_Entries_:
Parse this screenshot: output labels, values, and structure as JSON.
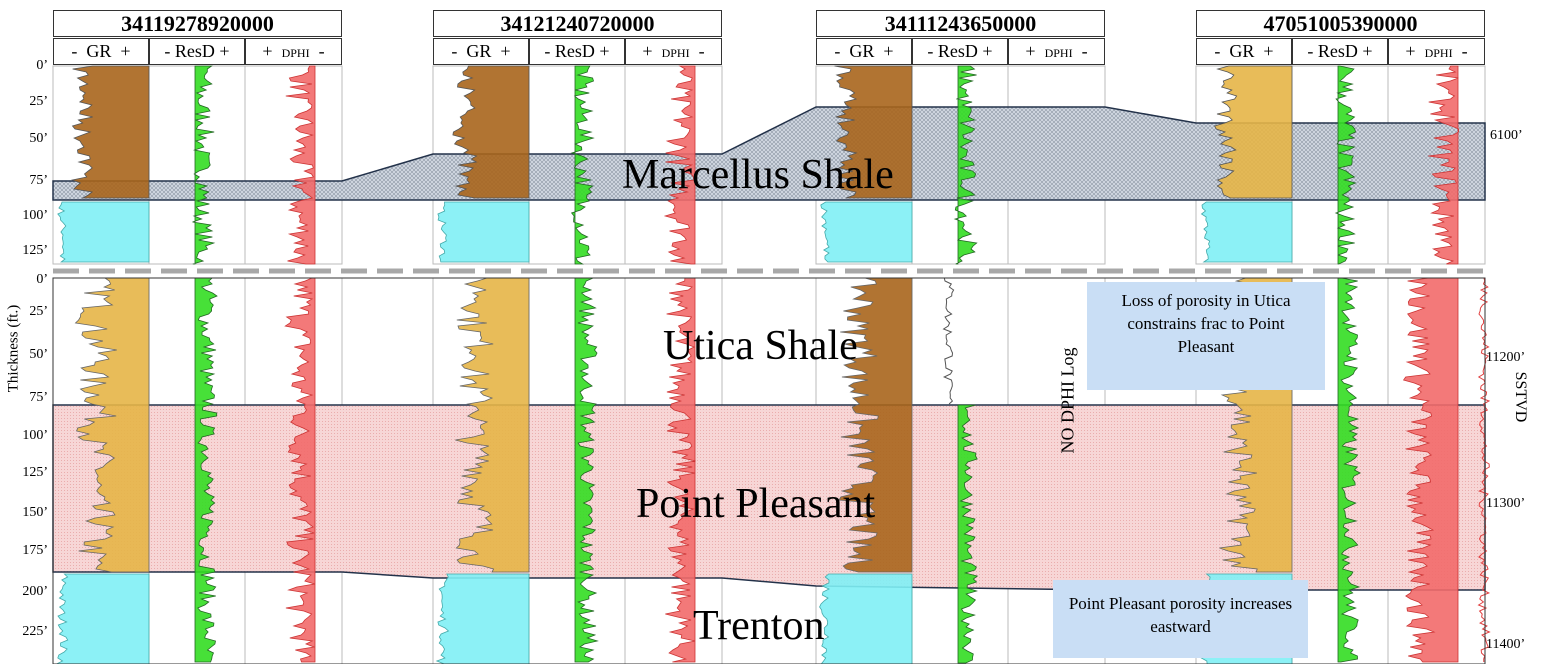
{
  "wells": [
    {
      "api": "34119278920000",
      "tracks": [
        "GR",
        "ResD",
        "DPHI"
      ],
      "signs": [
        "-",
        "+",
        "-",
        "+",
        "+",
        "-"
      ]
    },
    {
      "api": "34121240720000",
      "tracks": [
        "GR",
        "ResD",
        "DPHI"
      ],
      "signs": [
        "-",
        "+",
        "-",
        "+",
        "+",
        "-"
      ]
    },
    {
      "api": "34111243650000",
      "tracks": [
        "GR",
        "ResD",
        "DPHI"
      ],
      "signs": [
        "-",
        "+",
        "-",
        "+",
        "+",
        "-"
      ]
    },
    {
      "api": "47051005390000",
      "tracks": [
        "GR",
        "ResD",
        "DPHI"
      ],
      "signs": [
        "-",
        "+",
        "-",
        "+",
        "+",
        "-"
      ]
    }
  ],
  "upper_ticks": [
    "0’",
    "25’",
    "50’",
    "75’",
    "100’",
    "125’"
  ],
  "lower_ticks": [
    "0’",
    "25’",
    "50’",
    "75’",
    "100’",
    "125’",
    "150’",
    "175’",
    "200’",
    "225’"
  ],
  "y_axis_title": "Thickness (ft.)",
  "right_ticks": [
    "6100’",
    "11200’",
    "11300’",
    "11400’"
  ],
  "right_axis_title": "SSTVD",
  "formations": {
    "marcellus": "Marcellus Shale",
    "utica": "Utica Shale",
    "point_pleasant": "Point Pleasant",
    "trenton": "Trenton"
  },
  "annotations": {
    "loss_porosity": "Loss of porosity in Utica constrains frac to Point Pleasant",
    "no_dphi": "NO DPHI Log",
    "pp_porosity": "Point Pleasant porosity increases eastward"
  },
  "colors": {
    "gr_shale": "#a8651c",
    "gr_mid": "#e5b547",
    "gr_clean": "#7ff0f5",
    "resd": "#33dd22",
    "dphi": "#f26a6a",
    "marcellus_fill": "#cdd4de",
    "pp_fill": "#f7d6d6",
    "note_bg": "#c9def5"
  }
}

_What this task involves_: The records above are to be quoted exactly, with all pictures left out.

_Reply_:
Parse this screenshot: output labels, values, and structure as JSON.
{
  "wells": [
    {
      "api": "34119278920000",
      "tracks": [
        "GR",
        "ResD",
        "DPHI"
      ],
      "signs": [
        "-",
        "+",
        "-",
        "+",
        "+",
        "-"
      ]
    },
    {
      "api": "34121240720000",
      "tracks": [
        "GR",
        "ResD",
        "DPHI"
      ],
      "signs": [
        "-",
        "+",
        "-",
        "+",
        "+",
        "-"
      ]
    },
    {
      "api": "34111243650000",
      "tracks": [
        "GR",
        "ResD",
        "DPHI"
      ],
      "signs": [
        "-",
        "+",
        "-",
        "+",
        "+",
        "-"
      ]
    },
    {
      "api": "47051005390000",
      "tracks": [
        "GR",
        "ResD",
        "DPHI"
      ],
      "signs": [
        "-",
        "+",
        "-",
        "+",
        "+",
        "-"
      ]
    }
  ],
  "upper_ticks": [
    "0’",
    "25’",
    "50’",
    "75’",
    "100’",
    "125’"
  ],
  "lower_ticks": [
    "0’",
    "25’",
    "50’",
    "75’",
    "100’",
    "125’",
    "150’",
    "175’",
    "200’",
    "225’"
  ],
  "y_axis_title": "Thickness (ft.)",
  "right_ticks": [
    "6100’",
    "11200’",
    "11300’",
    "11400’"
  ],
  "right_axis_title": "SSTVD",
  "formations": {
    "marcellus": "Marcellus Shale",
    "utica": "Utica Shale",
    "point_pleasant": "Point Pleasant",
    "trenton": "Trenton"
  },
  "annotations": {
    "loss_porosity": "Loss of porosity in Utica constrains frac to Point Pleasant",
    "no_dphi": "NO DPHI Log",
    "pp_porosity": "Point Pleasant porosity increases eastward"
  },
  "colors": {
    "gr_shale": "#a8651c",
    "gr_mid": "#e5b547",
    "gr_clean": "#7ff0f5",
    "resd": "#33dd22",
    "dphi": "#f26a6a",
    "marcellus_fill": "#cdd4de",
    "pp_fill": "#f7d6d6",
    "note_bg": "#c9def5"
  }
}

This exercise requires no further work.